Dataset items
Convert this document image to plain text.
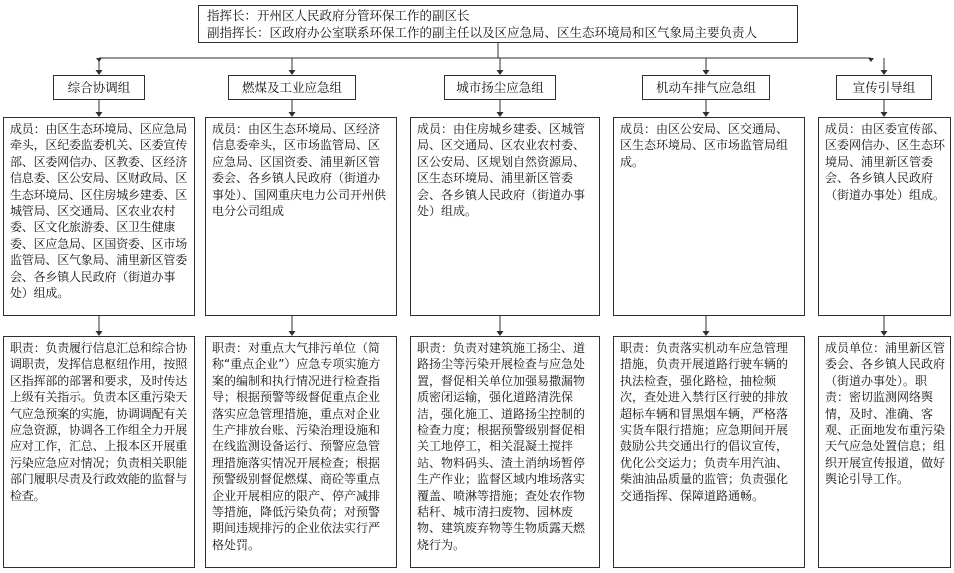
指挥长：开州区人民政府分管环保工作的副区长
副指挥长：区政府办公室联系环保工作的副主任以及区应急局、区生态环境局和区气象局主要负责人
综合协调组
成员：由区生态环境局、区应急局牵头，区纪委监委机关、区委宣传部、区委网信办、区教委、区经济信息委、区公安局、区财政局、区生态环境局、区住房城乡建委、区城管局、区交通局、区农业农村委、区文化旅游委、区卫生健康委、区应急局、区国资委、区市场监管局、区气象局、浦里新区管委会、各乡镇人民政府（街道办事处）组成。
职责：负责履行信息汇总和综合协调职责，发挥信息枢纽作用，按照区指挥部的部署和要求，及时传达上级有关指示。负责本区重污染天气应急预案的实施，协调调配有关应急资源，协调各工作组全力开展应对工作，汇总、上报本区开展重污染应急应对情况；负责相关职能部门履职尽责及行政效能的监督与检查。
燃煤及工业应急组
成员：由区生态环境局、区经济信息委牵头，区市场监管局、区应急局、区国资委、浦里新区管委会、各乡镇人民政府（街道办事处）、国网重庆电力公司开州供电分公司组成
职责：对重点大气排污单位（简称“重点企业”）应急专项实施方案的编制和执行情况进行检查指导；根据预警等级督促重点企业落实应急管理措施，重点对企业生产排放台账、污染治理设施和在线监测设备运行、预警应急管理措施落实情况开展检查；根据预警级别督促燃煤、商砼等重点企业开展相应的限产、停产减排等措施，降低污染负荷；对预警期间违规排污的企业依法实行严格处罚。
城市扬尘应急组
成员：由住房城乡建委、区城管局、区交通局、区农业农村委、区公安局、区规划自然资源局、区生态环境局、浦里新区管委会、各乡镇人民政府（街道办事处）组成。
职责：负责对建筑施工扬尘、道路扬尘等污染开展检查与应急处置，督促相关单位加强易撒漏物质密闭运输，强化道路清洗保洁，强化施工、道路扬尘控制的检查力度；根据预警级别督促相关工地停工，相关混凝土搅拌站、物料码头、渣土消纳场暂停生产作业；监督区域内堆场落实覆盖、喷淋等措施；查处农作物秸秆、城市清扫废物、园林废物、建筑废弃物等生物质露天燃烧行为。
机动车排气应急组
成员：由区公安局、区交通局、区生态环境局、区市场监管局组成。
职责：负责落实机动车应急管理措施，负责开展道路行驶车辆的执法检查，强化路检，抽检频次，查处进入禁行区行驶的排放超标车辆和冒黑烟车辆，严格落实货车限行措施；应急期间开展鼓励公共交通出行的倡议宣传，优化公交运力；负责车用汽油、柴油油品质量的监管；负责强化交通指挥、保障道路通畅。
宣传引导组
成员：由区委宣传部、区委网信办、区生态环境局、浦里新区管委会、各乡镇人民政府（街道办事处）组成。
成员单位：浦里新区管委会、各乡镇人民政府（街道办事处）。职责：密切监测网络舆情，及时、准确、客观、正面地发布重污染天气应急处置信息；组织开展宣传报道，做好舆论引导工作。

=== DIRECTIONS FOR THIS TASK ===
Search the entries for the word "区城管局" and gather every line where it appears.

=== THE SOLUTION ===
成员：由区生态环境局、区应急局牵头，区纪委监委机关、区委宣传部、区委网信办、区教委、区经济信息委、区公安局、区财政局、区生态环境局、区住房城乡建委、区城管局、区交通局、区农业农村委、区文化旅游委、区卫生健康委、区应急局、区国资委、区市场监管局、区气象局、浦里新区管委会、各乡镇人民政府（街道办事处）组成。
成员：由住房城乡建委、区城管局、区交通局、区农业农村委、区公安局、区规划自然资源局、区生态环境局、浦里新区管委会、各乡镇人民政府（街道办事处）组成。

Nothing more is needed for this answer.